Omit all pictures, then retype the data exactly as given.

## Material for this task
____
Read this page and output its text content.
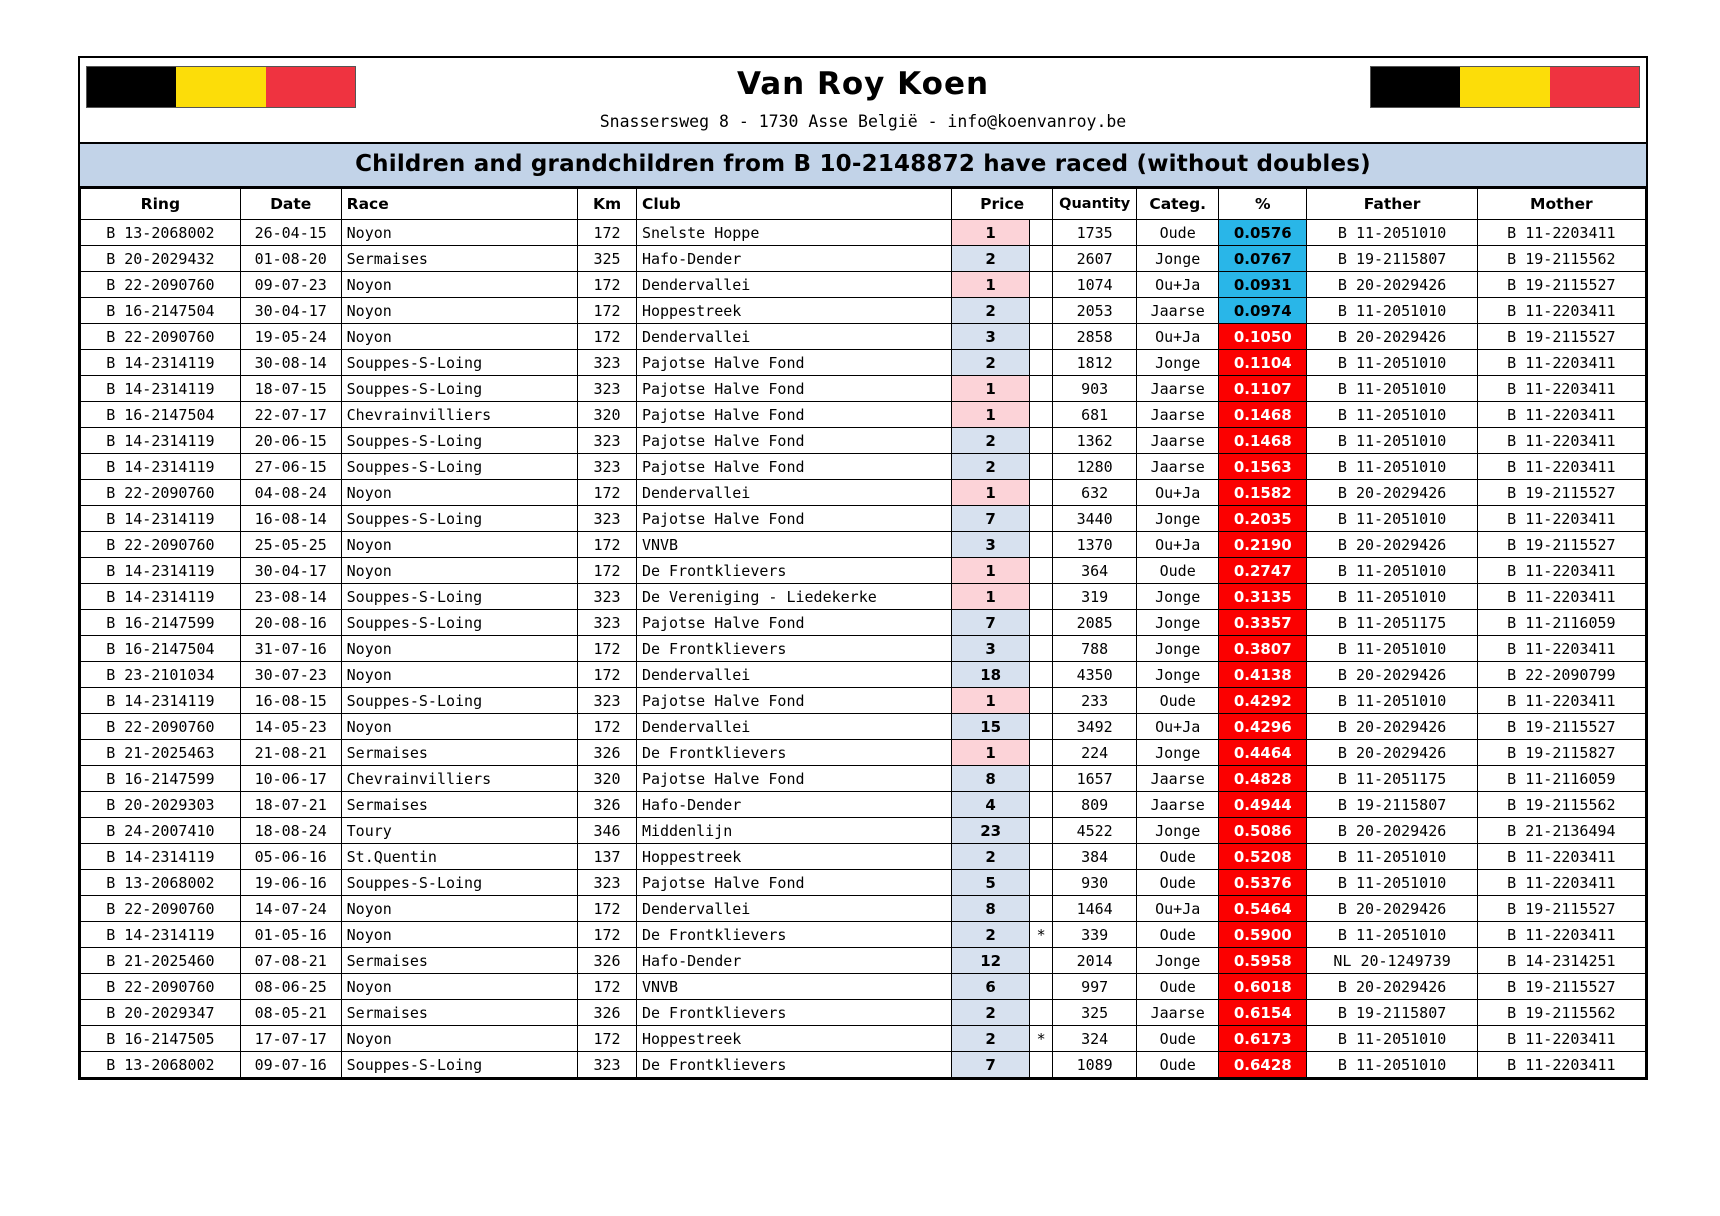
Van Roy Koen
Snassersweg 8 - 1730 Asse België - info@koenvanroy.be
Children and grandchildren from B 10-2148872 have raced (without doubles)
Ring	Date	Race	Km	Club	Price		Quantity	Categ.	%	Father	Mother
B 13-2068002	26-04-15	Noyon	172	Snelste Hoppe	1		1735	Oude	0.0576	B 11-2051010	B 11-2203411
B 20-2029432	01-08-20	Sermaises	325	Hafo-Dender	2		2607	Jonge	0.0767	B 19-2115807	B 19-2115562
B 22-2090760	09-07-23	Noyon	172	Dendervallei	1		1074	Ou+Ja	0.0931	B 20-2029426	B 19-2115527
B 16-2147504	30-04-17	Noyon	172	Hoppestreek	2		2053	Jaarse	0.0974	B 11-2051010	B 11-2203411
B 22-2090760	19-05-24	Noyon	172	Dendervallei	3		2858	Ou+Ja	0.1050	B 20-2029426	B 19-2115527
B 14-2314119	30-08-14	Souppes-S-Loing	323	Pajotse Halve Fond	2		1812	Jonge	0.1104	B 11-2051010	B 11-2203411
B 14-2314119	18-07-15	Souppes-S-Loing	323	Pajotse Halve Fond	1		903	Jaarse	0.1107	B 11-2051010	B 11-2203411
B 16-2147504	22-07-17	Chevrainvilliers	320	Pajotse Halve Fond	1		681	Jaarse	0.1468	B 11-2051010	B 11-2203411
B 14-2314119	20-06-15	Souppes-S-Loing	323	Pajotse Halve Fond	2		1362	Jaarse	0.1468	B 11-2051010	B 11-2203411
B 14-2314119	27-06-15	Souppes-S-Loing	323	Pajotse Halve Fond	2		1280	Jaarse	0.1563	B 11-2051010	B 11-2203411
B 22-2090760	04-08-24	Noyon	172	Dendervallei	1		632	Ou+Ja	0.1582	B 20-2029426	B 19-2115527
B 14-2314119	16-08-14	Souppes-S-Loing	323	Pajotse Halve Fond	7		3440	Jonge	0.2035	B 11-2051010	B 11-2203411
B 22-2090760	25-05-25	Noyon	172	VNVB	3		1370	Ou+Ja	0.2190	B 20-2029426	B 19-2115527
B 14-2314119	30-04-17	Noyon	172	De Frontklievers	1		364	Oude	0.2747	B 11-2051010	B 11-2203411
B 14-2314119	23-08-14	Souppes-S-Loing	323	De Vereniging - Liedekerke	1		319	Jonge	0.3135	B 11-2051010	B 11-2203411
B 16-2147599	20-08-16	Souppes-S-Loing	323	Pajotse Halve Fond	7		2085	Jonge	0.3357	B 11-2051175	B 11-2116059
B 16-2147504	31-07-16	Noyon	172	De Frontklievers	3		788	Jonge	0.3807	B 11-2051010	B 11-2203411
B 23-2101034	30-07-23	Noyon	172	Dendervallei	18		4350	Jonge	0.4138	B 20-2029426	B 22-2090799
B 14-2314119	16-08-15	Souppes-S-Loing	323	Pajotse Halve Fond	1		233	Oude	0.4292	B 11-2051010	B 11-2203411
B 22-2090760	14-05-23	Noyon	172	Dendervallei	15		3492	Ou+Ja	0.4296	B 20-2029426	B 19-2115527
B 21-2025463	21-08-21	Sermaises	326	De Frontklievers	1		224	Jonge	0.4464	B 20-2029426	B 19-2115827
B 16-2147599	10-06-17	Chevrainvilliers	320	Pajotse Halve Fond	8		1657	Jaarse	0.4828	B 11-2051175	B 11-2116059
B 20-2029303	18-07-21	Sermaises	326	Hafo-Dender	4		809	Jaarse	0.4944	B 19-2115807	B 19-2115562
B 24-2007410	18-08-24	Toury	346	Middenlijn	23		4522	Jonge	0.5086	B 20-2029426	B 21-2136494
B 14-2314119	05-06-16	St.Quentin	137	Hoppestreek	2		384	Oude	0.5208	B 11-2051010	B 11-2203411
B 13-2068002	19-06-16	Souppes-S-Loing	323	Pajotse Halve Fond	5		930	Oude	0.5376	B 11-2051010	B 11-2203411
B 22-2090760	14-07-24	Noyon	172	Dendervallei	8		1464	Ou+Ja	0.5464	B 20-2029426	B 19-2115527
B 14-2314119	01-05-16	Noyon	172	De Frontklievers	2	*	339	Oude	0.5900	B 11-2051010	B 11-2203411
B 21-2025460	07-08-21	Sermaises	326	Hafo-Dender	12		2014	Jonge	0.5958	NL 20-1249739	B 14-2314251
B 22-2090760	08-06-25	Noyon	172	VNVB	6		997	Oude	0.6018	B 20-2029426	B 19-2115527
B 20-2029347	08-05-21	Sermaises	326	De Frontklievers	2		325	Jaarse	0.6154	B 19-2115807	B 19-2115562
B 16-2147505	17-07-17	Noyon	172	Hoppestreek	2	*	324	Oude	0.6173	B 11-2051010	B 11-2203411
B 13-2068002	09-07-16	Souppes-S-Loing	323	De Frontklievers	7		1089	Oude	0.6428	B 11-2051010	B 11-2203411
____
## Task response
Read this page and output its text content.
Van Roy Koen
Snassersweg 8 - 1730 Asse België - info@koenvanroy.be
Children and grandchildren from B 10-2148872 have raced (without doubles)
Ring	Date	Race	Km	Club	Price		Quantity	Categ.	%	Father	Mother
B 13-2068002	26-04-15	Noyon	172	Snelste Hoppe	1		1735	Oude	0.0576	B 11-2051010	B 11-2203411
B 20-2029432	01-08-20	Sermaises	325	Hafo-Dender	2		2607	Jonge	0.0767	B 19-2115807	B 19-2115562
B 22-2090760	09-07-23	Noyon	172	Dendervallei	1		1074	Ou+Ja	0.0931	B 20-2029426	B 19-2115527
B 16-2147504	30-04-17	Noyon	172	Hoppestreek	2		2053	Jaarse	0.0974	B 11-2051010	B 11-2203411
B 22-2090760	19-05-24	Noyon	172	Dendervallei	3		2858	Ou+Ja	0.1050	B 20-2029426	B 19-2115527
B 14-2314119	30-08-14	Souppes-S-Loing	323	Pajotse Halve Fond	2		1812	Jonge	0.1104	B 11-2051010	B 11-2203411
B 14-2314119	18-07-15	Souppes-S-Loing	323	Pajotse Halve Fond	1		903	Jaarse	0.1107	B 11-2051010	B 11-2203411
B 16-2147504	22-07-17	Chevrainvilliers	320	Pajotse Halve Fond	1		681	Jaarse	0.1468	B 11-2051010	B 11-2203411
B 14-2314119	20-06-15	Souppes-S-Loing	323	Pajotse Halve Fond	2		1362	Jaarse	0.1468	B 11-2051010	B 11-2203411
B 14-2314119	27-06-15	Souppes-S-Loing	323	Pajotse Halve Fond	2		1280	Jaarse	0.1563	B 11-2051010	B 11-2203411
B 22-2090760	04-08-24	Noyon	172	Dendervallei	1		632	Ou+Ja	0.1582	B 20-2029426	B 19-2115527
B 14-2314119	16-08-14	Souppes-S-Loing	323	Pajotse Halve Fond	7		3440	Jonge	0.2035	B 11-2051010	B 11-2203411
B 22-2090760	25-05-25	Noyon	172	VNVB	3		1370	Ou+Ja	0.2190	B 20-2029426	B 19-2115527
B 14-2314119	30-04-17	Noyon	172	De Frontklievers	1		364	Oude	0.2747	B 11-2051010	B 11-2203411
B 14-2314119	23-08-14	Souppes-S-Loing	323	De Vereniging - Liedekerke	1		319	Jonge	0.3135	B 11-2051010	B 11-2203411
B 16-2147599	20-08-16	Souppes-S-Loing	323	Pajotse Halve Fond	7		2085	Jonge	0.3357	B 11-2051175	B 11-2116059
B 16-2147504	31-07-16	Noyon	172	De Frontklievers	3		788	Jonge	0.3807	B 11-2051010	B 11-2203411
B 23-2101034	30-07-23	Noyon	172	Dendervallei	18		4350	Jonge	0.4138	B 20-2029426	B 22-2090799
B 14-2314119	16-08-15	Souppes-S-Loing	323	Pajotse Halve Fond	1		233	Oude	0.4292	B 11-2051010	B 11-2203411
B 22-2090760	14-05-23	Noyon	172	Dendervallei	15		3492	Ou+Ja	0.4296	B 20-2029426	B 19-2115527
B 21-2025463	21-08-21	Sermaises	326	De Frontklievers	1		224	Jonge	0.4464	B 20-2029426	B 19-2115827
B 16-2147599	10-06-17	Chevrainvilliers	320	Pajotse Halve Fond	8		1657	Jaarse	0.4828	B 11-2051175	B 11-2116059
B 20-2029303	18-07-21	Sermaises	326	Hafo-Dender	4		809	Jaarse	0.4944	B 19-2115807	B 19-2115562
B 24-2007410	18-08-24	Toury	346	Middenlijn	23		4522	Jonge	0.5086	B 20-2029426	B 21-2136494
B 14-2314119	05-06-16	St.Quentin	137	Hoppestreek	2		384	Oude	0.5208	B 11-2051010	B 11-2203411
B 13-2068002	19-06-16	Souppes-S-Loing	323	Pajotse Halve Fond	5		930	Oude	0.5376	B 11-2051010	B 11-2203411
B 22-2090760	14-07-24	Noyon	172	Dendervallei	8		1464	Ou+Ja	0.5464	B 20-2029426	B 19-2115527
B 14-2314119	01-05-16	Noyon	172	De Frontklievers	2	*	339	Oude	0.5900	B 11-2051010	B 11-2203411
B 21-2025460	07-08-21	Sermaises	326	Hafo-Dender	12		2014	Jonge	0.5958	NL 20-1249739	B 14-2314251
B 22-2090760	08-06-25	Noyon	172	VNVB	6		997	Oude	0.6018	B 20-2029426	B 19-2115527
B 20-2029347	08-05-21	Sermaises	326	De Frontklievers	2		325	Jaarse	0.6154	B 19-2115807	B 19-2115562
B 16-2147505	17-07-17	Noyon	172	Hoppestreek	2	*	324	Oude	0.6173	B 11-2051010	B 11-2203411
B 13-2068002	09-07-16	Souppes-S-Loing	323	De Frontklievers	7		1089	Oude	0.6428	B 11-2051010	B 11-2203411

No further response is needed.